What is expected => What follows are records. Restate all of them word for word.

+ + + +

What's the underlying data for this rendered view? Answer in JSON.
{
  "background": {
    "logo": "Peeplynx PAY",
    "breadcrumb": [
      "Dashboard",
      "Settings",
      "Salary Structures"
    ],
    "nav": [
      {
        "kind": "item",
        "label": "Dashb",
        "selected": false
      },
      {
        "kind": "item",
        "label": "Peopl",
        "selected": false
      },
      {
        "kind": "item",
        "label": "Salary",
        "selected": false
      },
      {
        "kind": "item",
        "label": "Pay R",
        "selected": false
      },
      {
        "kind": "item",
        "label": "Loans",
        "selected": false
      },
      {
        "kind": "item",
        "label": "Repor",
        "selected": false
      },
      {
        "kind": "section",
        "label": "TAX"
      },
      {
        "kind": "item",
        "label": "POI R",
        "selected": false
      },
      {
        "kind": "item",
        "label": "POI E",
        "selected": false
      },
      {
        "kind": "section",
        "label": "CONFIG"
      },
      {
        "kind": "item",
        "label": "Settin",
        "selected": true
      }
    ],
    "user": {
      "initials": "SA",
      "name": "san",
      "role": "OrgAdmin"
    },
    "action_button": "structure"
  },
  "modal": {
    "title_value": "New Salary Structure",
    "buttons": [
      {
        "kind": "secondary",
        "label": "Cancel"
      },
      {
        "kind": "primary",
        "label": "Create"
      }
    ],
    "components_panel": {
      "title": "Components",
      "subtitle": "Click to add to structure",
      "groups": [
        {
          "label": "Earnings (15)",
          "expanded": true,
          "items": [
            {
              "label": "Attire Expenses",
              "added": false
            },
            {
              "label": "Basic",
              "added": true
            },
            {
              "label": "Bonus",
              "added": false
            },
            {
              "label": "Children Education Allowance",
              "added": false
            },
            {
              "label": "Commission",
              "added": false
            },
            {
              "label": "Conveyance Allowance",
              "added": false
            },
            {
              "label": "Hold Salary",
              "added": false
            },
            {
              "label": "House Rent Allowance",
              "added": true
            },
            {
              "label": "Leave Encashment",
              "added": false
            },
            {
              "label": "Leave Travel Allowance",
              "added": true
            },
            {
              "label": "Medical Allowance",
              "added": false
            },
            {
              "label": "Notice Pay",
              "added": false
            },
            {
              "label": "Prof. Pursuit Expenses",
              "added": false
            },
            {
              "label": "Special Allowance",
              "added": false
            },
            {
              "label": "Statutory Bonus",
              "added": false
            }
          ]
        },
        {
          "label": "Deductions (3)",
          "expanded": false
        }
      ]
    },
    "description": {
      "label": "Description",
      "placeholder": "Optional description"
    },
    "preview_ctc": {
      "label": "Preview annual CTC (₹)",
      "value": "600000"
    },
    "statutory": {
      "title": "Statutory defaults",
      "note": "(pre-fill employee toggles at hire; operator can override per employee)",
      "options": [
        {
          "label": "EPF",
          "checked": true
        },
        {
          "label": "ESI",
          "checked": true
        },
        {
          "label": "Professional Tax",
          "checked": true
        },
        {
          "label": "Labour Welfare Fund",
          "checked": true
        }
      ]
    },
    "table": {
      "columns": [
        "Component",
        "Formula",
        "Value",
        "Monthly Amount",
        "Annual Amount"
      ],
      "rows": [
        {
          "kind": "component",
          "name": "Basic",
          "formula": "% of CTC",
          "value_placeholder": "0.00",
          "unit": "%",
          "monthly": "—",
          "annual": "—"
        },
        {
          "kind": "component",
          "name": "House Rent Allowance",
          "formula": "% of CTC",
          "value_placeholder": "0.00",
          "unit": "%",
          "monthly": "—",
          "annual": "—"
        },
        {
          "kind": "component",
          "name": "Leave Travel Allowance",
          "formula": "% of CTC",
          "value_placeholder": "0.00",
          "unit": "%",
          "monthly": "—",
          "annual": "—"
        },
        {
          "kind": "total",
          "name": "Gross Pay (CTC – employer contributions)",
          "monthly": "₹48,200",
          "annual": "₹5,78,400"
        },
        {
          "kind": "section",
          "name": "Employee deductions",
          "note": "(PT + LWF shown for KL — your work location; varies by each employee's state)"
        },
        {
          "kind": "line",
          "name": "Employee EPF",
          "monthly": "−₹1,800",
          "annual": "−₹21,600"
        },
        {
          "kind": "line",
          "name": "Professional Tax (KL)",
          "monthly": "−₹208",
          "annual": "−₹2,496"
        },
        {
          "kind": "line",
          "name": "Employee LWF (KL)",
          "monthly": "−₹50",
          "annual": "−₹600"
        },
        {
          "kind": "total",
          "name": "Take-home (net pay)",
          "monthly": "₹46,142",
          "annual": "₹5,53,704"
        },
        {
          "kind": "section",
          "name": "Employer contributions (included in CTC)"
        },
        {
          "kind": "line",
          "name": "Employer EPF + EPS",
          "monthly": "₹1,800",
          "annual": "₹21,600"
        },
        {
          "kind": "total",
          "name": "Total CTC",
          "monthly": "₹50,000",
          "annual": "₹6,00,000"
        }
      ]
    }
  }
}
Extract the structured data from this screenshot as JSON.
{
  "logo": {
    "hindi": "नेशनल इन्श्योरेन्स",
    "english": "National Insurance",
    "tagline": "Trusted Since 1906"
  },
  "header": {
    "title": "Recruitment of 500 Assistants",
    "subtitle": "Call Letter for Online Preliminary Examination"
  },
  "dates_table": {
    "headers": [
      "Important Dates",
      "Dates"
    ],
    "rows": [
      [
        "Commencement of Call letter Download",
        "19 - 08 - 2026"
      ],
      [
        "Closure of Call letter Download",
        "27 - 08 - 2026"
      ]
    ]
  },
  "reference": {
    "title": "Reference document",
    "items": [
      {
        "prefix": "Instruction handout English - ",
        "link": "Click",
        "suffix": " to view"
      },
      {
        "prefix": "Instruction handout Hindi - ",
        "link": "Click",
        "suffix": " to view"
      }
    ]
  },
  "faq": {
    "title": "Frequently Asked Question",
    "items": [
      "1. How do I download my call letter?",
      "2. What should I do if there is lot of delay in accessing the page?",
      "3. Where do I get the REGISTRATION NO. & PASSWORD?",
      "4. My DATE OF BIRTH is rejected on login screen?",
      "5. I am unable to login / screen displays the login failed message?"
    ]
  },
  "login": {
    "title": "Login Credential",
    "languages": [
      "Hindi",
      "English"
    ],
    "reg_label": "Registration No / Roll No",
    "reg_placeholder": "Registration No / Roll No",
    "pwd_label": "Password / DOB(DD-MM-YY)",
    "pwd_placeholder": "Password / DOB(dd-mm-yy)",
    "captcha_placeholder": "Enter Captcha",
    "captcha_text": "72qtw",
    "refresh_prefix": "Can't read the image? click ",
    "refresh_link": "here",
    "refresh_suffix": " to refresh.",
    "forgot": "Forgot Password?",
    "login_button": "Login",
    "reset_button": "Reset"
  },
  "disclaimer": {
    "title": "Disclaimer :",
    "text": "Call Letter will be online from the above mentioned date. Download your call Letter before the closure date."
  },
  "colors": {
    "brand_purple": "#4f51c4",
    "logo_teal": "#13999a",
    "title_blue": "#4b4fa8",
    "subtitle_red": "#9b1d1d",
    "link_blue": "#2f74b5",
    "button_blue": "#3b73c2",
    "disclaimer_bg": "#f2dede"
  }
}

+ + + +

Expected answer =>
What's the underlying data for this rendered view? Answer in JSON.
{
  "background": {
    "logo": "Peeplynx PAY",
    "breadcrumb": [
      "Dashboard",
      "Settings",
      "Salary Structures"
    ],
    "nav": [
      {
        "kind": "item",
        "label": "Dashb",
        "selected": false
      },
      {
        "kind": "item",
        "label": "Peopl",
        "selected": false
      },
      {
        "kind": "item",
        "label": "Salary",
        "selected": false
      },
      {
        "kind": "item",
        "label": "Pay R",
        "selected": false
      },
      {
        "kind": "item",
        "label": "Loans",
        "selected": false
      },
      {
        "kind": "item",
        "label": "Repor",
        "selected": false
      },
      {
        "kind": "section",
        "label": "TAX"
      },
      {
        "kind": "item",
        "label": "POI R",
        "selected": false
      },
      {
        "kind": "item",
        "label": "POI E",
        "selected": false
      },
      {
        "kind": "section",
        "label": "CONFIG"
      },
      {
        "kind": "item",
        "label": "Settin",
        "selected": true
      }
    ],
    "user": {
      "initials": "SA",
      "name": "san",
      "role": "OrgAdmin"
    },
    "action_button": "structure"
  },
  "modal": {
    "title_value": "New Salary Structure",
    "buttons": [
      {
        "kind": "secondary",
        "label": "Cancel"
      },
      {
        "kind": "primary",
        "label": "Create"
      }
    ],
    "components_panel": {
      "title": "Components",
      "subtitle": "Click to add to structure",
      "groups": [
        {
          "label": "Earnings (15)",
          "expanded": true,
          "items": [
            {
              "label": "Attire Expenses",
              "added": false
            },
            {
              "label": "Basic",
              "added": true
            },
            {
              "label": "Bonus",
              "added": false
            },
            {
              "label": "Children Education Allowance",
              "added": false
            },
            {
              "label": "Commission",
              "added": false
            },
            {
              "label": "Conveyance Allowance",
              "added": false
            },
            {
              "label": "Hold Salary",
              "added": false
            },
            {
              "label": "House Rent Allowance",
              "added": true
            },
            {
              "label": "Leave Encashment",
              "added": false
            },
            {
              "label": "Leave Travel Allowance",
              "added": true
            },
            {
              "label": "Medical Allowance",
              "added": false
            },
            {
              "label": "Notice Pay",
              "added": false
            },
            {
              "label": "Prof. Pursuit Expenses",
              "added": false
            },
            {
              "label": "Special Allowance",
              "added": false
            },
            {
              "label": "Statutory Bonus",
              "added": false
            }
          ]
        },
        {
          "label": "Deductions (3)",
          "expanded": false
        }
      ]
    },
    "description": {
      "label": "Description",
      "placeholder": "Optional description"
    },
    "preview_ctc": {
      "label": "Preview annual CTC (₹)",
      "value": "600000"
    },
    "statutory": {
      "title": "Statutory defaults",
      "note": "(pre-fill employee toggles at hire; operator can override per employee)",
      "options": [
        {
          "label": "EPF",
          "checked": true
        },
        {
          "label": "ESI",
          "checked": true
        },
        {
          "label": "Professional Tax",
          "checked": true
        },
        {
          "label": "Labour Welfare Fund",
          "checked": true
        }
      ]
    },
    "table": {
      "columns": [
        "Component",
        "Formula",
        "Value",
        "Monthly Amount",
        "Annual Amount"
      ],
      "rows": [
        {
          "kind": "component",
          "name": "Basic",
          "formula": "% of CTC",
          "value_placeholder": "0.00",
          "unit": "%",
          "monthly": "—",
          "annual": "—"
        },
        {
          "kind": "component",
          "name": "House Rent Allowance",
          "formula": "% of CTC",
          "value_placeholder": "0.00",
          "unit": "%",
          "monthly": "—",
          "annual": "—"
        },
        {
          "kind": "component",
          "name": "Leave Travel Allowance",
          "formula": "% of CTC",
          "value_placeholder": "0.00",
          "unit": "%",
          "monthly": "—",
          "annual": "—"
        },
        {
          "kind": "total",
          "name": "Gross Pay (CTC – employer contributions)",
          "monthly": "₹48,200",
          "annual": "₹5,78,400"
        },
        {
          "kind": "section",
          "name": "Employee deductions",
          "note": "(PT + LWF shown for KL — your work location; varies by each employee's state)"
        },
        {
          "kind": "line",
          "name": "Employee EPF",
          "monthly": "−₹1,800",
          "annual": "−₹21,600"
        },
        {
          "kind": "line",
          "name": "Professional Tax (KL)",
          "monthly": "−₹208",
          "annual": "−₹2,496"
        },
        {
          "kind": "line",
          "name": "Employee LWF (KL)",
          "monthly": "−₹50",
          "annual": "−₹600"
        },
        {
          "kind": "total",
          "name": "Take-home (net pay)",
          "monthly": "₹46,142",
          "annual": "₹5,53,704"
        },
        {
          "kind": "section",
          "name": "Employer contributions (included in CTC)"
        },
        {
          "kind": "line",
          "name": "Employer EPF + EPS",
          "monthly": "₹1,800",
          "annual": "₹21,600"
        },
        {
          "kind": "total",
          "name": "Total CTC",
          "monthly": "₹50,000",
          "annual": "₹6,00,000"
        }
      ]
    }
  }
}
Extract the structured data from this screenshot as JSON.
{
  "logo": {
    "hindi": "नेशनल इन्श्योरेन्स",
    "english": "National Insurance",
    "tagline": "Trusted Since 1906"
  },
  "header": {
    "title": "Recruitment of 500 Assistants",
    "subtitle": "Call Letter for Online Preliminary Examination"
  },
  "dates_table": {
    "headers": [
      "Important Dates",
      "Dates"
    ],
    "rows": [
      [
        "Commencement of Call letter Download",
        "19 - 08 - 2026"
      ],
      [
        "Closure of Call letter Download",
        "27 - 08 - 2026"
      ]
    ]
  },
  "reference": {
    "title": "Reference document",
    "items": [
      {
        "prefix": "Instruction handout English - ",
        "link": "Click",
        "suffix": " to view"
      },
      {
        "prefix": "Instruction handout Hindi - ",
        "link": "Click",
        "suffix": " to view"
      }
    ]
  },
  "faq": {
    "title": "Frequently Asked Question",
    "items": [
      "1. How do I download my call letter?",
      "2. What should I do if there is lot of delay in accessing the page?",
      "3. Where do I get the REGISTRATION NO. & PASSWORD?",
      "4. My DATE OF BIRTH is rejected on login screen?",
      "5. I am unable to login / screen displays the login failed message?"
    ]
  },
  "login": {
    "title": "Login Credential",
    "languages": [
      "Hindi",
      "English"
    ],
    "reg_label": "Registration No / Roll No",
    "reg_placeholder": "Registration No / Roll No",
    "pwd_label": "Password / DOB(DD-MM-YY)",
    "pwd_placeholder": "Password / DOB(dd-mm-yy)",
    "captcha_placeholder": "Enter Captcha",
    "captcha_text": "72qtw",
    "refresh_prefix": "Can't read the image? click ",
    "refresh_link": "here",
    "refresh_suffix": " to refresh.",
    "forgot": "Forgot Password?",
    "login_button": "Login",
    "reset_button": "Reset"
  },
  "disclaimer": {
    "title": "Disclaimer :",
    "text": "Call Letter will be online from the above mentioned date. Download your call Letter before the closure date."
  },
  "colors": {
    "brand_purple": "#4f51c4",
    "logo_teal": "#13999a",
    "title_blue": "#4b4fa8",
    "subtitle_red": "#9b1d1d",
    "link_blue": "#2f74b5",
    "button_blue": "#3b73c2",
    "disclaimer_bg": "#f2dede"
  }
}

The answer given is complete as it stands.